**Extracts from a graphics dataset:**
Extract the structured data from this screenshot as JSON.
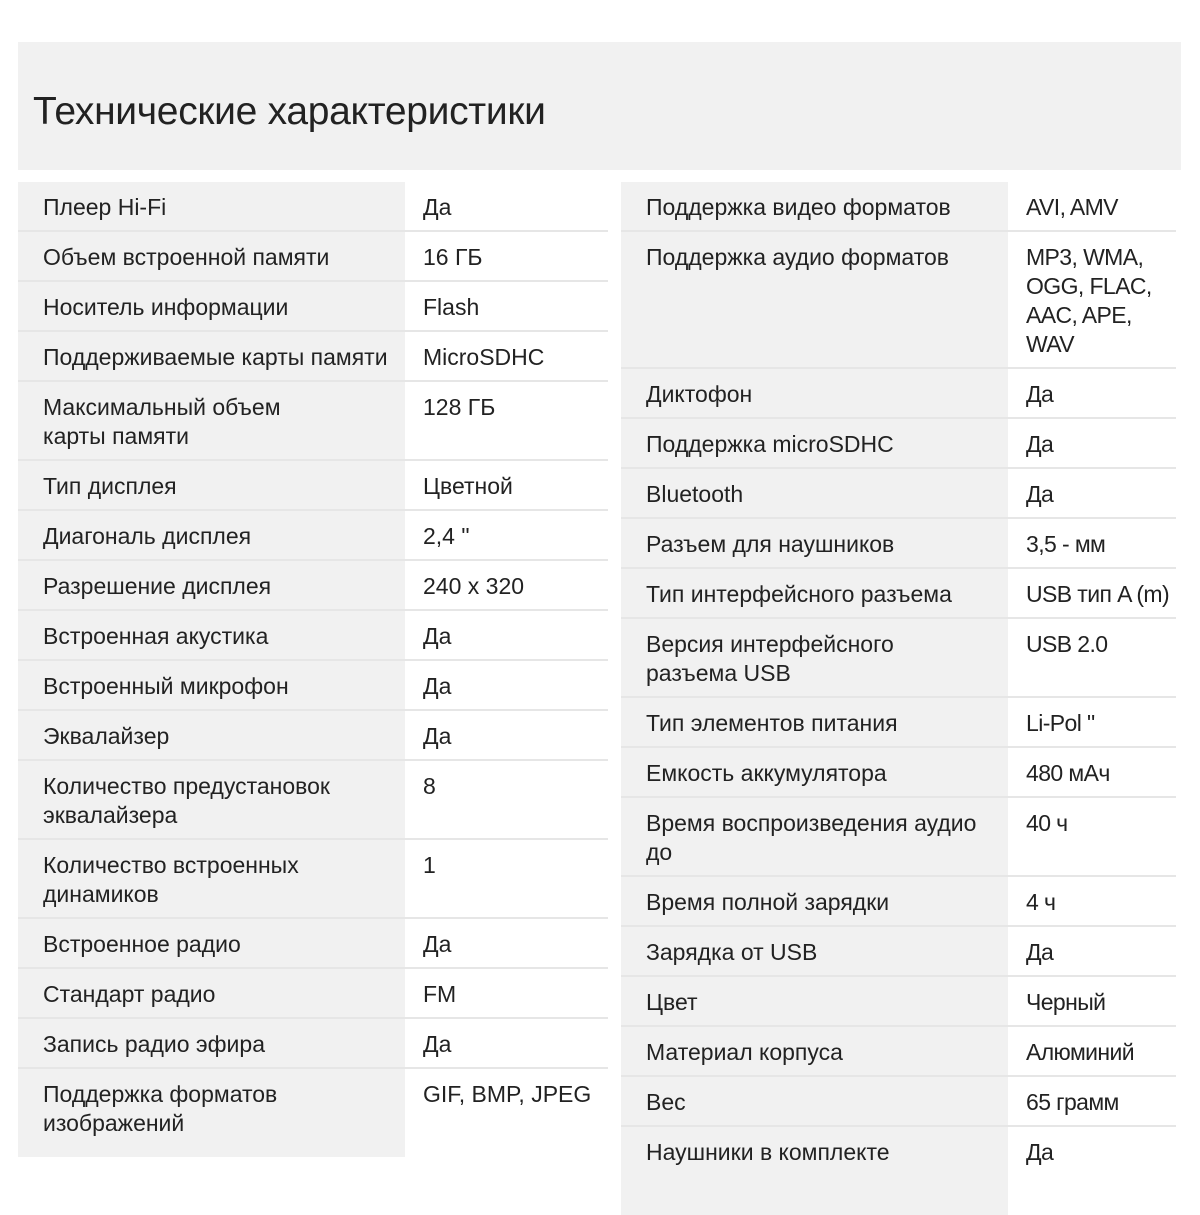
{
  "title": "Технические характеристики",
  "left": [
    {
      "label": "Плеер Hi-Fi",
      "value": "Да"
    },
    {
      "label": "Объем встроенной памяти",
      "value": "16 ГБ"
    },
    {
      "label": "Носитель информации",
      "value": "Flash"
    },
    {
      "label": "Поддерживаемые карты памяти",
      "value": "MicroSDHC"
    },
    {
      "label": "Максимальный объем\nкарты памяти",
      "value": "128 ГБ"
    },
    {
      "label": "Тип дисплея",
      "value": "Цветной"
    },
    {
      "label": "Диагональ дисплея",
      "value": "2,4 \""
    },
    {
      "label": "Разрешение дисплея",
      "value": "240 x 320"
    },
    {
      "label": "Встроенная акустика",
      "value": "Да"
    },
    {
      "label": "Встроенный микрофон",
      "value": "Да"
    },
    {
      "label": "Эквалайзер",
      "value": "Да"
    },
    {
      "label": "Количество предустановок\nэквалайзера",
      "value": "8"
    },
    {
      "label": "Количество встроенных\nдинамиков",
      "value": "1"
    },
    {
      "label": "Встроенное радио",
      "value": "Да"
    },
    {
      "label": "Стандарт радио",
      "value": "FM"
    },
    {
      "label": "Запись радио эфира",
      "value": "Да"
    },
    {
      "label": "Поддержка форматов\nизображений",
      "value": "GIF, BMP, JPEG"
    }
  ],
  "right": [
    {
      "label": "Поддержка видео форматов",
      "value": "AVI, AMV"
    },
    {
      "label": "Поддержка аудио форматов",
      "value": "MP3, WMA,\nOGG, FLAC,\nAAC, APE, WAV"
    },
    {
      "label": "Диктофон",
      "value": "Да"
    },
    {
      "label": "Поддержка microSDHC",
      "value": "Да"
    },
    {
      "label": "Bluetooth",
      "value": "Да"
    },
    {
      "label": "Разъем для наушников",
      "value": "3,5 - мм"
    },
    {
      "label": "Тип интерфейсного разъема",
      "value": "USB тип A (m)"
    },
    {
      "label": "Версия интерфейсного\nразъема USB",
      "value": "USB 2.0"
    },
    {
      "label": "Тип элементов питания",
      "value": "Li-Pol \""
    },
    {
      "label": "Емкость аккумулятора",
      "value": "480 мАч"
    },
    {
      "label": "Время воспроизведения аудио до",
      "value": "40 ч"
    },
    {
      "label": "Время полной зарядки",
      "value": "4 ч"
    },
    {
      "label": "Зарядка от USB",
      "value": "Да"
    },
    {
      "label": "Цвет",
      "value": "Черный"
    },
    {
      "label": "Материал корпуса",
      "value": "Алюминий"
    },
    {
      "label": "Вес",
      "value": "65 грамм"
    },
    {
      "label": "Наушники в комплекте",
      "value": "Да"
    }
  ]
}
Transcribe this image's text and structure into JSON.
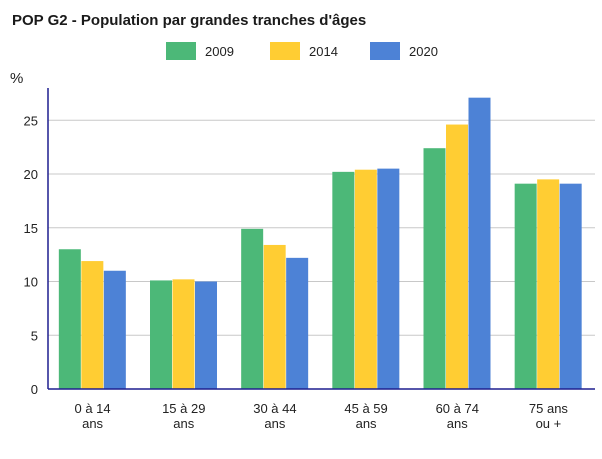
{
  "chart_data": {
    "type": "bar",
    "title": "POP G2 - Population par grandes tranches d'âges",
    "ylabel": "%",
    "xlabel": "",
    "ylim": [
      0,
      28
    ],
    "yticks": [
      0,
      5,
      10,
      15,
      20,
      25
    ],
    "grid": true,
    "legend_position": "top",
    "categories": [
      [
        "0 à 14",
        "ans"
      ],
      [
        "15 à 29",
        "ans"
      ],
      [
        "30 à 44",
        "ans"
      ],
      [
        "45 à 59",
        "ans"
      ],
      [
        "60 à 74",
        "ans"
      ],
      [
        "75 ans",
        "ou +"
      ]
    ],
    "series": [
      {
        "name": "2009",
        "color": "#4cb878",
        "values": [
          13.0,
          10.1,
          14.9,
          20.2,
          22.4,
          19.1
        ]
      },
      {
        "name": "2014",
        "color": "#ffcd33",
        "values": [
          11.9,
          10.2,
          13.4,
          20.4,
          24.6,
          19.5
        ]
      },
      {
        "name": "2020",
        "color": "#4d82d6",
        "values": [
          11.0,
          10.0,
          12.2,
          20.5,
          27.1,
          19.1
        ]
      }
    ]
  }
}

**DIRECTIVE:** Give the number of lines in the listing above that contain "Количество", and nothing else.

**ANSWER BELOW:** 2